*PROBLEM*.
The listing below is to be output in its exact form.
* START RAW DATA *
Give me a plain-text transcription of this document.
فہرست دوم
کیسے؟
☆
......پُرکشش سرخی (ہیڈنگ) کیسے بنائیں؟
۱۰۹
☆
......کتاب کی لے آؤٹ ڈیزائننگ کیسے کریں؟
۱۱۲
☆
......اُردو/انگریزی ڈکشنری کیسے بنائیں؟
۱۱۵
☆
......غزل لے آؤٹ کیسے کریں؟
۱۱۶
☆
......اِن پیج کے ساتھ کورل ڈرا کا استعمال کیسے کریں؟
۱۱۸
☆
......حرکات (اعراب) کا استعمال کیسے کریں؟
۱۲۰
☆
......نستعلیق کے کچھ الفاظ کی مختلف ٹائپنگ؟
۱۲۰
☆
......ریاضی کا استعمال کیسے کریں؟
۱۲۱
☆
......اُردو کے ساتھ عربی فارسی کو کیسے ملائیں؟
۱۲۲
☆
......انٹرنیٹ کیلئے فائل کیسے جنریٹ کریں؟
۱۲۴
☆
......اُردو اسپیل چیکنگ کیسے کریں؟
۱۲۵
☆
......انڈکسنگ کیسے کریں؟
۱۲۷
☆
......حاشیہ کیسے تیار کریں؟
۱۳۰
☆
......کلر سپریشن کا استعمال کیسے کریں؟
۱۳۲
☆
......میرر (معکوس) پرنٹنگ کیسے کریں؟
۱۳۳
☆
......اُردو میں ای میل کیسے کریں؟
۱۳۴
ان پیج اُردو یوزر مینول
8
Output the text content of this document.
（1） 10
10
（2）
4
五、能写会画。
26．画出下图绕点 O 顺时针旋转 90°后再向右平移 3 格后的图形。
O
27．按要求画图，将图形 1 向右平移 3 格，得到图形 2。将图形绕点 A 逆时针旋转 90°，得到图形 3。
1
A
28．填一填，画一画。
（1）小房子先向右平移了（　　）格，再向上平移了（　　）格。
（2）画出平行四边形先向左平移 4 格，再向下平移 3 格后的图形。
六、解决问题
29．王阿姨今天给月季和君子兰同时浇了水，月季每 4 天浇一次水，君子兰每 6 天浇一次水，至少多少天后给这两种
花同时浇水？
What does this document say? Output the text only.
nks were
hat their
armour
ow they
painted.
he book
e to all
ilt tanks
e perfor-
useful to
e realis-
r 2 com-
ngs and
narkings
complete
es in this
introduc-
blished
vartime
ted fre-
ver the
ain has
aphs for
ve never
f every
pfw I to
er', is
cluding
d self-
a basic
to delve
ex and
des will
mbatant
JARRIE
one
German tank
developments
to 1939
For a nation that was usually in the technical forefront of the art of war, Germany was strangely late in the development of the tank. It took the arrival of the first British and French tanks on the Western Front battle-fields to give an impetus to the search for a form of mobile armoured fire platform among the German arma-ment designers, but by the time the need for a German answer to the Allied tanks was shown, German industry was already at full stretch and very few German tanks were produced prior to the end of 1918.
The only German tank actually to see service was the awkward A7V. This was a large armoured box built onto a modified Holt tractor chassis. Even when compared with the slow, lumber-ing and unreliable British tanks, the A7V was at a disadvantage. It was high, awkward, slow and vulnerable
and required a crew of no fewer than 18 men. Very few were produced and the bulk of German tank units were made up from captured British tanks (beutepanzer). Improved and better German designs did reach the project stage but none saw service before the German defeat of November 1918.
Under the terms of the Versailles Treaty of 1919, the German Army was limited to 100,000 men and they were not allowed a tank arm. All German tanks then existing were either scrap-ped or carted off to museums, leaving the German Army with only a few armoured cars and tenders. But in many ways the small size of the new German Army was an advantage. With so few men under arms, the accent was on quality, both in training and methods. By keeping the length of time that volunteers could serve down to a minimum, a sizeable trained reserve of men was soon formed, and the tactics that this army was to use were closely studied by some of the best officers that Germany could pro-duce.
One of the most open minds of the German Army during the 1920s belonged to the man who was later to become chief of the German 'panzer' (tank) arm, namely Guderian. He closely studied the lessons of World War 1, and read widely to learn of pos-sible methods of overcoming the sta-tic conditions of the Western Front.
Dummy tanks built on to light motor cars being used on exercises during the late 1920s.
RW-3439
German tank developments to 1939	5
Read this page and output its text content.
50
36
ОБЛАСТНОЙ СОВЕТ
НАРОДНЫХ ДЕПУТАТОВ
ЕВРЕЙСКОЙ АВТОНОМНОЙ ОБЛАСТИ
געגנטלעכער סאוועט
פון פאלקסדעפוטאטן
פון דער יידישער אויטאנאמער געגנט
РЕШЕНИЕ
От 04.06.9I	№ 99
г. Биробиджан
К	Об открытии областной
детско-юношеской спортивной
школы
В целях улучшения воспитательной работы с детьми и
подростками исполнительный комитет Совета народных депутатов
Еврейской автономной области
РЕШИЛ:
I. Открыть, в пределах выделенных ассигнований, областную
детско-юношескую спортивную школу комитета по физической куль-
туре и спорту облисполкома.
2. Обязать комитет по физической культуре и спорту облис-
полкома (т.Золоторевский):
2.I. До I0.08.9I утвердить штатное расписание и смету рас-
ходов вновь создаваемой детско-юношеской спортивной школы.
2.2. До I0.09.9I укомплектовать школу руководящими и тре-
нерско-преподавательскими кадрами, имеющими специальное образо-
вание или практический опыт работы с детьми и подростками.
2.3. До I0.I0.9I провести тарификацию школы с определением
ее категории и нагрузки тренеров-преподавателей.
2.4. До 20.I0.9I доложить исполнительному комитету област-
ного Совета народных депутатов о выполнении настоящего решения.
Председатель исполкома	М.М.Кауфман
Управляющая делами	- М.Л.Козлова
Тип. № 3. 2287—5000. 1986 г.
* END RAW DATA *
*COMPLETE ANSWER*.
Give me a plain-text transcription of this document.
فہرست دوم
کیسے؟
☆
......پُرکشش سرخی (ہیڈنگ) کیسے بنائیں؟
۱۰۹
☆
......کتاب کی لے آؤٹ ڈیزائننگ کیسے کریں؟
۱۱۲
☆
......اُردو/انگریزی ڈکشنری کیسے بنائیں؟
۱۱۵
☆
......غزل لے آؤٹ کیسے کریں؟
۱۱۶
☆
......اِن پیج کے ساتھ کورل ڈرا کا استعمال کیسے کریں؟
۱۱۸
☆
......حرکات (اعراب) کا استعمال کیسے کریں؟
۱۲۰
☆
......نستعلیق کے کچھ الفاظ کی مختلف ٹائپنگ؟
۱۲۰
☆
......ریاضی کا استعمال کیسے کریں؟
۱۲۱
☆
......اُردو کے ساتھ عربی فارسی کو کیسے ملائیں؟
۱۲۲
☆
......انٹرنیٹ کیلئے فائل کیسے جنریٹ کریں؟
۱۲۴
☆
......اُردو اسپیل چیکنگ کیسے کریں؟
۱۲۵
☆
......انڈکسنگ کیسے کریں؟
۱۲۷
☆
......حاشیہ کیسے تیار کریں؟
۱۳۰
☆
......کلر سپریشن کا استعمال کیسے کریں؟
۱۳۲
☆
......میرر (معکوس) پرنٹنگ کیسے کریں؟
۱۳۳
☆
......اُردو میں ای میل کیسے کریں؟
۱۳۴
ان پیج اُردو یوزر مینول
8
Output the text content of this document.
（1） 10
10
（2）
4
五、能写会画。
26．画出下图绕点 O 顺时针旋转 90°后再向右平移 3 格后的图形。
O
27．按要求画图，将图形 1 向右平移 3 格，得到图形 2。将图形绕点 A 逆时针旋转 90°，得到图形 3。
1
A
28．填一填，画一画。
（1）小房子先向右平移了（　　）格，再向上平移了（　　）格。
（2）画出平行四边形先向左平移 4 格，再向下平移 3 格后的图形。
六、解决问题
29．王阿姨今天给月季和君子兰同时浇了水，月季每 4 天浇一次水，君子兰每 6 天浇一次水，至少多少天后给这两种
花同时浇水？
What does this document say? Output the text only.
nks were
hat their
armour
ow they
painted.
he book
e to all
ilt tanks
e perfor-
useful to
e realis-
r 2 com-
ngs and
narkings
complete
es in this
introduc-
blished
vartime
ted fre-
ver the
ain has
aphs for
ve never
f every
pfw I to
er', is
cluding
d self-
a basic
to delve
ex and
des will
mbatant
JARRIE
one
German tank
developments
to 1939
For a nation that was usually in the technical forefront of the art of war, Germany was strangely late in the development of the tank. It took the arrival of the first British and French tanks on the Western Front battle-fields to give an impetus to the search for a form of mobile armoured fire platform among the German arma-ment designers, but by the time the need for a German answer to the Allied tanks was shown, German industry was already at full stretch and very few German tanks were produced prior to the end of 1918.
The only German tank actually to see service was the awkward A7V. This was a large armoured box built onto a modified Holt tractor chassis. Even when compared with the slow, lumber-ing and unreliable British tanks, the A7V was at a disadvantage. It was high, awkward, slow and vulnerable
and required a crew of no fewer than 18 men. Very few were produced and the bulk of German tank units were made up from captured British tanks (beutepanzer). Improved and better German designs did reach the project stage but none saw service before the German defeat of November 1918.
Under the terms of the Versailles Treaty of 1919, the German Army was limited to 100,000 men and they were not allowed a tank arm. All German tanks then existing were either scrap-ped or carted off to museums, leaving the German Army with only a few armoured cars and tenders. But in many ways the small size of the new German Army was an advantage. With so few men under arms, the accent was on quality, both in training and methods. By keeping the length of time that volunteers could serve down to a minimum, a sizeable trained reserve of men was soon formed, and the tactics that this army was to use were closely studied by some of the best officers that Germany could pro-duce.
One of the most open minds of the German Army during the 1920s belonged to the man who was later to become chief of the German 'panzer' (tank) arm, namely Guderian. He closely studied the lessons of World War 1, and read widely to learn of pos-sible methods of overcoming the sta-tic conditions of the Western Front.
Dummy tanks built on to light motor cars being used on exercises during the late 1920s.
RW-3439
German tank developments to 1939	5
Read this page and output its text content.
50
36
ОБЛАСТНОЙ СОВЕТ
НАРОДНЫХ ДЕПУТАТОВ
ЕВРЕЙСКОЙ АВТОНОМНОЙ ОБЛАСТИ
געגנטלעכער סאוועט
פון פאלקסדעפוטאטן
פון דער יידישער אויטאנאמער געגנט
РЕШЕНИЕ
От 04.06.9I	№ 99
г. Биробиджан
К	Об открытии областной
детско-юношеской спортивной
школы
В целях улучшения воспитательной работы с детьми и
подростками исполнительный комитет Совета народных депутатов
Еврейской автономной области
РЕШИЛ:
I. Открыть, в пределах выделенных ассигнований, областную
детско-юношескую спортивную школу комитета по физической куль-
туре и спорту облисполкома.
2. Обязать комитет по физической культуре и спорту облис-
полкома (т.Золоторевский):
2.I. До I0.08.9I утвердить штатное расписание и смету рас-
ходов вновь создаваемой детско-юношеской спортивной школы.
2.2. До I0.09.9I укомплектовать школу руководящими и тре-
нерско-преподавательскими кадрами, имеющими специальное образо-
вание или практический опыт работы с детьми и подростками.
2.3. До I0.I0.9I провести тарификацию школы с определением
ее категории и нагрузки тренеров-преподавателей.
2.4. До 20.I0.9I доложить исполнительному комитету област-
ного Совета народных депутатов о выполнении настоящего решения.
Председатель исполкома	М.М.Кауфман
Управляющая делами	- М.Л.Козлова
Тип. № 3. 2287—5000. 1986 г.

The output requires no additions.